:: Goal of the exercise ::
Filter the entries that follow, copying every line in which the word "JSON" appears.

Structured figure records
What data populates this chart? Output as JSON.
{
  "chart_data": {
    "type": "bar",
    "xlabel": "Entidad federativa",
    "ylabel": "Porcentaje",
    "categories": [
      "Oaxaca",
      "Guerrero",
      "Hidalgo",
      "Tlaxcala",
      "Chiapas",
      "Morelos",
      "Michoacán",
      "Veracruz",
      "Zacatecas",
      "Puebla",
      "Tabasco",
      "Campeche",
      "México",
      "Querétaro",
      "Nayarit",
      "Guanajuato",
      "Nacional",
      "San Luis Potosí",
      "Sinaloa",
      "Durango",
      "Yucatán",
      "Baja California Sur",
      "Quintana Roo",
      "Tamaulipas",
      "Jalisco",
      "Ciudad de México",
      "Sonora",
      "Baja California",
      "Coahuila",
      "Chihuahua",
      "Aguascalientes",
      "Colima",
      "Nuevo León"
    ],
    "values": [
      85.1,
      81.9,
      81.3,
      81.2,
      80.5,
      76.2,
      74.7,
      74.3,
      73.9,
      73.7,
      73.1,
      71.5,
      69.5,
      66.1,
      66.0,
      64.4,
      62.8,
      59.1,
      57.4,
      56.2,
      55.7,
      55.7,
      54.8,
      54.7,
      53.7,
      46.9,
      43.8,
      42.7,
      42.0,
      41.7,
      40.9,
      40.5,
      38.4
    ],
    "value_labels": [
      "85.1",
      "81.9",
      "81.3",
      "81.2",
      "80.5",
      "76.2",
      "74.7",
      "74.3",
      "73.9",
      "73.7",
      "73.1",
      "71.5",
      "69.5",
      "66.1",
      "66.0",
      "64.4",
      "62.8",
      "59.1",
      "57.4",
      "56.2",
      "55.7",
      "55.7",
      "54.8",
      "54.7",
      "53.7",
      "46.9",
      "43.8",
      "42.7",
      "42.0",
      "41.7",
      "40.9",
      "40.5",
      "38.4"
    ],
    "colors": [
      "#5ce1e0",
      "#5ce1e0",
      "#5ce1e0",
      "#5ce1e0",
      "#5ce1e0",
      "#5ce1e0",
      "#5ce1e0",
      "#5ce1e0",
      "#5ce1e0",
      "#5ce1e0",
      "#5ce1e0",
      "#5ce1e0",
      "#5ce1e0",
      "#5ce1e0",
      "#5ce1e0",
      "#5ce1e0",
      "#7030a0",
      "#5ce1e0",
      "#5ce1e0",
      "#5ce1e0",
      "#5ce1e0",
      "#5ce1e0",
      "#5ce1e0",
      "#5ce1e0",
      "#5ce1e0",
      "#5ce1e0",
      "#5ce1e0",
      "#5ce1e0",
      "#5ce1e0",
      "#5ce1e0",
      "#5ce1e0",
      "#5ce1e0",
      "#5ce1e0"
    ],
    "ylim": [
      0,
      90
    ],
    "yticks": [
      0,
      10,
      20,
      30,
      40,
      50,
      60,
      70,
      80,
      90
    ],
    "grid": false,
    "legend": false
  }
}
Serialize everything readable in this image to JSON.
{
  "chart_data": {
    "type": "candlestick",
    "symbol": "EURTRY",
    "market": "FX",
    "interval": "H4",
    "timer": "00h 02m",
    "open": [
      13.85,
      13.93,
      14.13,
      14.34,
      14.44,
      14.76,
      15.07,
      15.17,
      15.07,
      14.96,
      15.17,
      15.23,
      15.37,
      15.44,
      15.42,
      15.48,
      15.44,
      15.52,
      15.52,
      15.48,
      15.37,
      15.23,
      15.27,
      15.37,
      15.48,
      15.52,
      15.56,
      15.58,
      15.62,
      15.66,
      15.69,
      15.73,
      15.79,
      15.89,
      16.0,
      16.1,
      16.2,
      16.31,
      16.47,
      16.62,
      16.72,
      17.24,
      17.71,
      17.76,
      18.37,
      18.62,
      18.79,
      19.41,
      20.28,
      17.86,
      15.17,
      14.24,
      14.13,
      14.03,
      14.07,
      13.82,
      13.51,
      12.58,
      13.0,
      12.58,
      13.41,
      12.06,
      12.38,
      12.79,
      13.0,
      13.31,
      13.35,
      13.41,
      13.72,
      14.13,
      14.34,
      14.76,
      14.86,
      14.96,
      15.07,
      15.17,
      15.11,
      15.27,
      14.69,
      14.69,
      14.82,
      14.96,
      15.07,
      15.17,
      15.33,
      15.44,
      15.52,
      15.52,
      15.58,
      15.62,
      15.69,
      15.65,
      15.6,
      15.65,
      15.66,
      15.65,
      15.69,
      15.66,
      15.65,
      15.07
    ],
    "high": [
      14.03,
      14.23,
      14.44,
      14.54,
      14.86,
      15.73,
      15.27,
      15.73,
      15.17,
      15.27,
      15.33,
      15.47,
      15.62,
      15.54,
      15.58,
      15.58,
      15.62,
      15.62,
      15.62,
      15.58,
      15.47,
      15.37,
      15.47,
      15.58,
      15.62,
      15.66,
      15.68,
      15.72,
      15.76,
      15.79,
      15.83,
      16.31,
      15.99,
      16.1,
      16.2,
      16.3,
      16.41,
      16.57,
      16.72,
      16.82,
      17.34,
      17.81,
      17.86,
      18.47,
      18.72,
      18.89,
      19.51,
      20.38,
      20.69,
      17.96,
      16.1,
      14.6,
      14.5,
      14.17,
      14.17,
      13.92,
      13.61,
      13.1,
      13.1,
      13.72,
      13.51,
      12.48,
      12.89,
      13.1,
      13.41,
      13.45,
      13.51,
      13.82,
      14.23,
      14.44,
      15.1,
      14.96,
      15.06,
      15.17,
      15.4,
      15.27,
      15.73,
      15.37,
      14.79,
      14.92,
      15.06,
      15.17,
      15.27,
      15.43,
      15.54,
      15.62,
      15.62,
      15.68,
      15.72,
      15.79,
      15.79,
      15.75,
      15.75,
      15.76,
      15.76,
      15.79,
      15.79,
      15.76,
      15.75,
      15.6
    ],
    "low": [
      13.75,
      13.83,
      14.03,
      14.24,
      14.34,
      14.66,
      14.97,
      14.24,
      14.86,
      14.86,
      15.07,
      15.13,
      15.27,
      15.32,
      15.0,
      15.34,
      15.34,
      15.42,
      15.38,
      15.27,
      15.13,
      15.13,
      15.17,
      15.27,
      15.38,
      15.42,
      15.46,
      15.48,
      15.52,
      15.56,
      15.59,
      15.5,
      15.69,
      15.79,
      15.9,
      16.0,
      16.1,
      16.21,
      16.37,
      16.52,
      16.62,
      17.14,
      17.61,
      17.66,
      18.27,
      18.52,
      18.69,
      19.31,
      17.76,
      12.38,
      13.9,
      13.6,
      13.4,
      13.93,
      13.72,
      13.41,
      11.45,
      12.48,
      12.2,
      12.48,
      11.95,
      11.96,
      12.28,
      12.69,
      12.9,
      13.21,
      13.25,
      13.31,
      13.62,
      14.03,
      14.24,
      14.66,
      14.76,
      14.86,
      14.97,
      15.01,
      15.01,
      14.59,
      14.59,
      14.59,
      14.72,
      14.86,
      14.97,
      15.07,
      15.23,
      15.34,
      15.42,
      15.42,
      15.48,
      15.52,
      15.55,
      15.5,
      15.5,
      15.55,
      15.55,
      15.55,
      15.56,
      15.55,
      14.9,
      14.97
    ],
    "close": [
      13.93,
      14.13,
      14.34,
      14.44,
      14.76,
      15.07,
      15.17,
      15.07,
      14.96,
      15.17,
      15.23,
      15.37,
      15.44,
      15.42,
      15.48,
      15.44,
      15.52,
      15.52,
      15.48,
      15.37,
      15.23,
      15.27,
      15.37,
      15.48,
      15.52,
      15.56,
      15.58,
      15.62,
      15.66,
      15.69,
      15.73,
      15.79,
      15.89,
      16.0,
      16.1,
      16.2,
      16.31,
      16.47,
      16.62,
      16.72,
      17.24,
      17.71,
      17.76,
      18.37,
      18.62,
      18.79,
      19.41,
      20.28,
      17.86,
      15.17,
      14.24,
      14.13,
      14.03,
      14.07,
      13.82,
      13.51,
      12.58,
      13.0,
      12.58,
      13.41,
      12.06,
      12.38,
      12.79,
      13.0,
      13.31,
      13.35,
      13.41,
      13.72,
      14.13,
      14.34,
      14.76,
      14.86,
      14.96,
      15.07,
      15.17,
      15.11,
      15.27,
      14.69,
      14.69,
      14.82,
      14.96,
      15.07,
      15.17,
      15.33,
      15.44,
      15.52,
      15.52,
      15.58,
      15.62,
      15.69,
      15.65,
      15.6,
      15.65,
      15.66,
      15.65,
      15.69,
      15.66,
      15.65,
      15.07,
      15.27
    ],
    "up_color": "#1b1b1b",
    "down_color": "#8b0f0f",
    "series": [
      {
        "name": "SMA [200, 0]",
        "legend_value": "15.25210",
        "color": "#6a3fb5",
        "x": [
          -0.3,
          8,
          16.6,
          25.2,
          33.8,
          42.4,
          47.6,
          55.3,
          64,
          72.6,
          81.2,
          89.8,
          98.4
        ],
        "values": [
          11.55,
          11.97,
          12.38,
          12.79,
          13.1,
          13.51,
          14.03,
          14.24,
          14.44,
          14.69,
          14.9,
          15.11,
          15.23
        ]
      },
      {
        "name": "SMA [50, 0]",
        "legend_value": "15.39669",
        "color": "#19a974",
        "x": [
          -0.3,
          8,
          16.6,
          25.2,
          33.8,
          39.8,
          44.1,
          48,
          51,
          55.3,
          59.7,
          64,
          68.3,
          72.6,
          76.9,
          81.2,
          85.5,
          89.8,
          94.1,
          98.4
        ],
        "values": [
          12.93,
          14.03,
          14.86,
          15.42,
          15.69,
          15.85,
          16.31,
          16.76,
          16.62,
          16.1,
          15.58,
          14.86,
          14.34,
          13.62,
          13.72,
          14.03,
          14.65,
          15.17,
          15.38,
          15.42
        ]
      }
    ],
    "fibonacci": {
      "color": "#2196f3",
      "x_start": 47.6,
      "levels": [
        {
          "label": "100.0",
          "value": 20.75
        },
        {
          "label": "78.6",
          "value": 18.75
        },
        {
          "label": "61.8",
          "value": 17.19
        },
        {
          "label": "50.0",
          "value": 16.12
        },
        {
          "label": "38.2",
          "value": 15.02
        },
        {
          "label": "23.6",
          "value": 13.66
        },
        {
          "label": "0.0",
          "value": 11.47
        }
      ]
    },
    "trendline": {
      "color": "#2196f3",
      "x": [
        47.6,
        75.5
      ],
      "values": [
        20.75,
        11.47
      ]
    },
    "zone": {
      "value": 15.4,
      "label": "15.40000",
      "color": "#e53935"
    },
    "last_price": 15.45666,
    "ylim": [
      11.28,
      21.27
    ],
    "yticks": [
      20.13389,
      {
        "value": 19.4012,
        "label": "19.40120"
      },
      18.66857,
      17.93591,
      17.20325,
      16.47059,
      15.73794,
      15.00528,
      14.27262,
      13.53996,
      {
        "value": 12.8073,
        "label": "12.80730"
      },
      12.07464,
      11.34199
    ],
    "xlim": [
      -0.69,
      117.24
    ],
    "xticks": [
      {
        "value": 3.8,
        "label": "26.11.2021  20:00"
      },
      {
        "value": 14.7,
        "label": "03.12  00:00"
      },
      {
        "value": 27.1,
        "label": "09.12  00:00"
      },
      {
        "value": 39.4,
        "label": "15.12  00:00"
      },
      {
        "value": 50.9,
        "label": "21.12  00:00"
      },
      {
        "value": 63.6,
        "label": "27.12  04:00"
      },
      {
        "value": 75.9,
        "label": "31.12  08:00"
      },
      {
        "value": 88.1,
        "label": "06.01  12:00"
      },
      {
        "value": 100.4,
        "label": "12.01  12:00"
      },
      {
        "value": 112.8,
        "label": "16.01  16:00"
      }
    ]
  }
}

:: Task response ::
What data populates this chart? Output as JSON.
Serialize everything readable in this image to JSON.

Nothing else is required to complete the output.